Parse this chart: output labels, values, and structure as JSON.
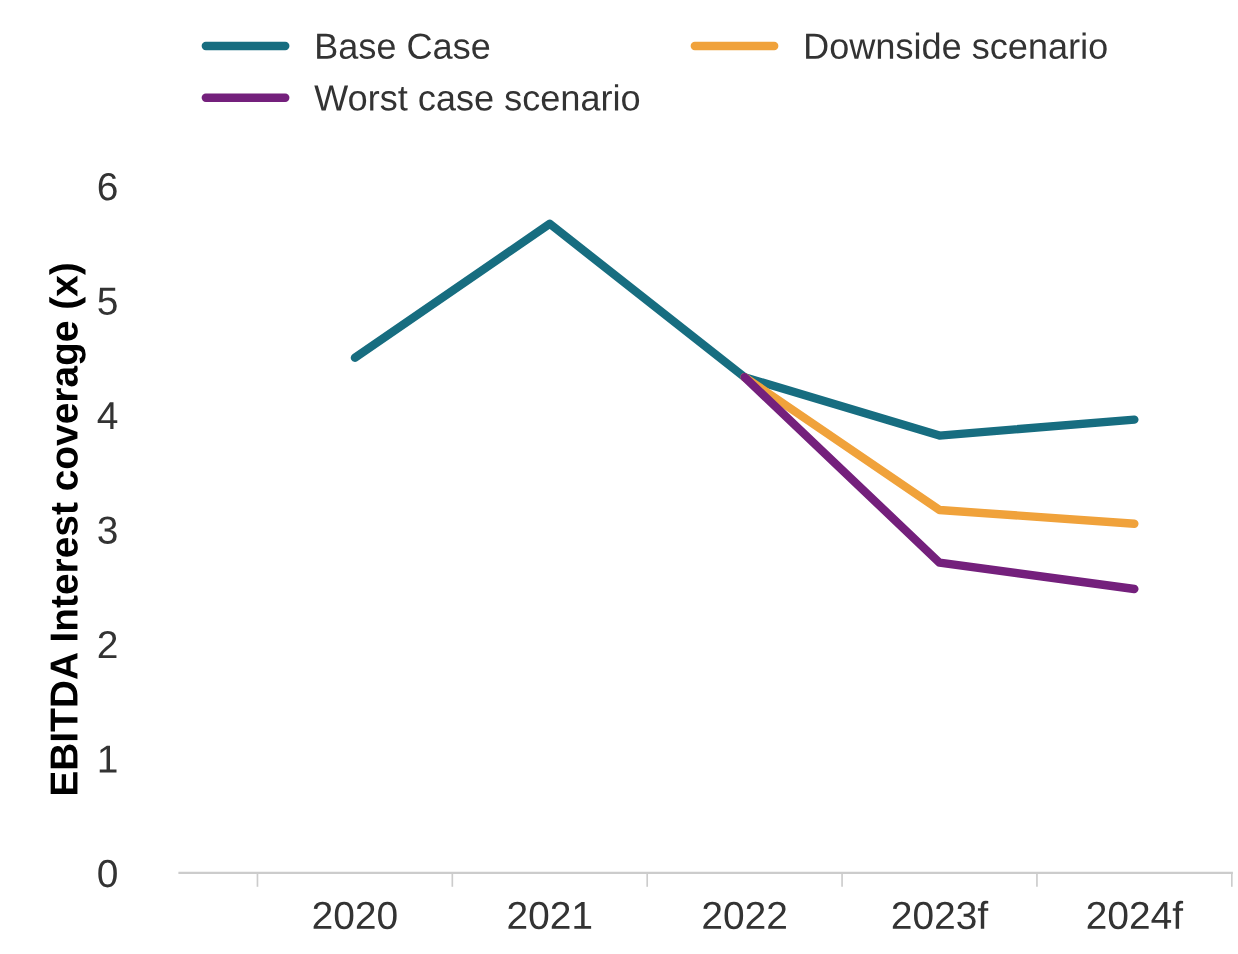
{
  "chart_data": {
    "type": "line",
    "ylabel": "EBITDA Interest coverage (x)",
    "categories": [
      "2020",
      "2021",
      "2022",
      "2023f",
      "2024f"
    ],
    "series": [
      {
        "name": "Base Case",
        "color": "#176d80",
        "values": [
          4.5,
          5.67,
          4.33,
          3.82,
          3.96
        ]
      },
      {
        "name": "Downside scenario",
        "color": "#f0a23b",
        "values": [
          null,
          null,
          4.33,
          3.17,
          3.05
        ]
      },
      {
        "name": "Worst case scenario",
        "color": "#74207c",
        "values": [
          null,
          null,
          4.33,
          2.71,
          2.48
        ]
      }
    ],
    "ylim": [
      0,
      6
    ],
    "yticks": [
      0,
      1,
      2,
      3,
      4,
      5,
      6
    ],
    "grid": false,
    "legend": "top",
    "marker": "none",
    "line_style": "solid"
  }
}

▶ _Task directions_: Transcribe all the data word for word; the images stay out.

▶ _Reply to the exercise_:
Parse this chart: output labels, values, and structure as JSON.
{
  "chart_data": {
    "type": "line",
    "ylabel": "EBITDA Interest coverage (x)",
    "categories": [
      "2020",
      "2021",
      "2022",
      "2023f",
      "2024f"
    ],
    "series": [
      {
        "name": "Base Case",
        "color": "#176d80",
        "values": [
          4.5,
          5.67,
          4.33,
          3.82,
          3.96
        ]
      },
      {
        "name": "Downside scenario",
        "color": "#f0a23b",
        "values": [
          null,
          null,
          4.33,
          3.17,
          3.05
        ]
      },
      {
        "name": "Worst case scenario",
        "color": "#74207c",
        "values": [
          null,
          null,
          4.33,
          2.71,
          2.48
        ]
      }
    ],
    "ylim": [
      0,
      6
    ],
    "yticks": [
      0,
      1,
      2,
      3,
      4,
      5,
      6
    ],
    "grid": false,
    "legend": "top",
    "marker": "none",
    "line_style": "solid"
  }
}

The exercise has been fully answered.